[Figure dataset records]
** Begin **

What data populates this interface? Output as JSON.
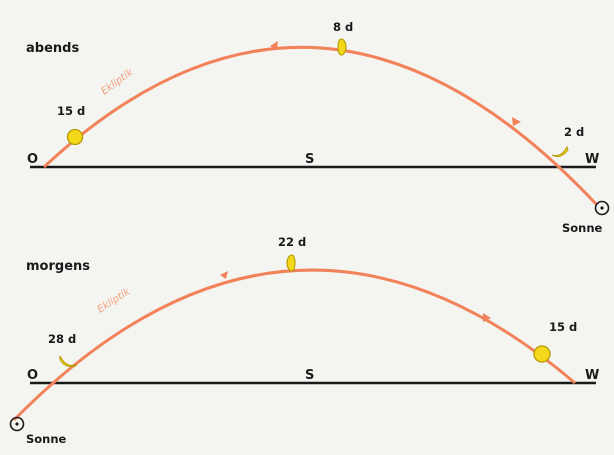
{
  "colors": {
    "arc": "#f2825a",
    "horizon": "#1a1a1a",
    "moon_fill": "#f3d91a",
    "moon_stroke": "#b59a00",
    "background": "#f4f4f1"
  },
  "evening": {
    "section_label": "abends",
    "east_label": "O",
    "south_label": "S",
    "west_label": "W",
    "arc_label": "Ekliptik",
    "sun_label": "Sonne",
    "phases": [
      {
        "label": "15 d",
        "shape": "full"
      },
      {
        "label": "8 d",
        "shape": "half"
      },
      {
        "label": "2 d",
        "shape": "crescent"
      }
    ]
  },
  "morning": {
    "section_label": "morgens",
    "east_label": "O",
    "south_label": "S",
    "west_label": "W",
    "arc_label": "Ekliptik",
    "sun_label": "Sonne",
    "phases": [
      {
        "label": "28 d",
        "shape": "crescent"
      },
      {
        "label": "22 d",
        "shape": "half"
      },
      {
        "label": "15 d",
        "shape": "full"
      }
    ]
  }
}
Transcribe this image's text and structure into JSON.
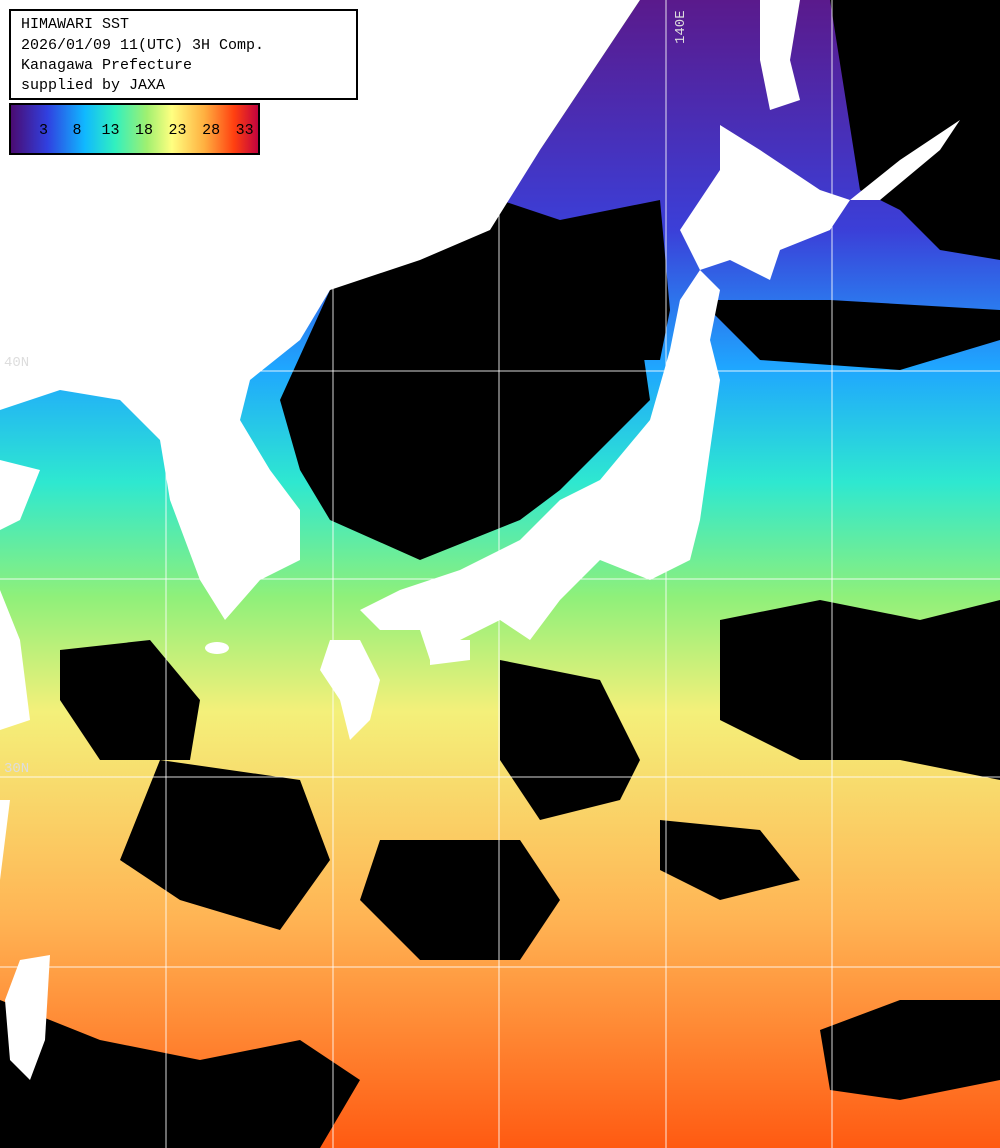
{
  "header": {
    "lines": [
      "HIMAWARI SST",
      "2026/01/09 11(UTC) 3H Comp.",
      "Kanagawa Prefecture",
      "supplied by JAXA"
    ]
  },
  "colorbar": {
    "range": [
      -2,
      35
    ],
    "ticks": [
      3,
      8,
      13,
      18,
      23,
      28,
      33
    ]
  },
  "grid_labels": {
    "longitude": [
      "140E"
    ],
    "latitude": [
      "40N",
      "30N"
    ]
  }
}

** End **

- [WORK TO DO]: Make an exact copy of all the material, but keep the pictures out of it.

- [COMPLETED EXERCISE]:
What data populates this interface? Output as JSON.
{
  "colors": {
    "arc": "#f2825a",
    "horizon": "#1a1a1a",
    "moon_fill": "#f3d91a",
    "moon_stroke": "#b59a00",
    "background": "#f4f4f1"
  },
  "evening": {
    "section_label": "abends",
    "east_label": "O",
    "south_label": "S",
    "west_label": "W",
    "arc_label": "Ekliptik",
    "sun_label": "Sonne",
    "phases": [
      {
        "label": "15 d",
        "shape": "full"
      },
      {
        "label": "8 d",
        "shape": "half"
      },
      {
        "label": "2 d",
        "shape": "crescent"
      }
    ]
  },
  "morning": {
    "section_label": "morgens",
    "east_label": "O",
    "south_label": "S",
    "west_label": "W",
    "arc_label": "Ekliptik",
    "sun_label": "Sonne",
    "phases": [
      {
        "label": "28 d",
        "shape": "crescent"
      },
      {
        "label": "22 d",
        "shape": "half"
      },
      {
        "label": "15 d",
        "shape": "full"
      }
    ]
  }
}
Transcribe this image's text and structure into JSON.
{
  "header": {
    "lines": [
      "HIMAWARI SST",
      "2026/01/09 11(UTC) 3H Comp.",
      "Kanagawa Prefecture",
      "supplied by JAXA"
    ]
  },
  "colorbar": {
    "range": [
      -2,
      35
    ],
    "ticks": [
      3,
      8,
      13,
      18,
      23,
      28,
      33
    ]
  },
  "grid_labels": {
    "longitude": [
      "140E"
    ],
    "latitude": [
      "40N",
      "30N"
    ]
  }
}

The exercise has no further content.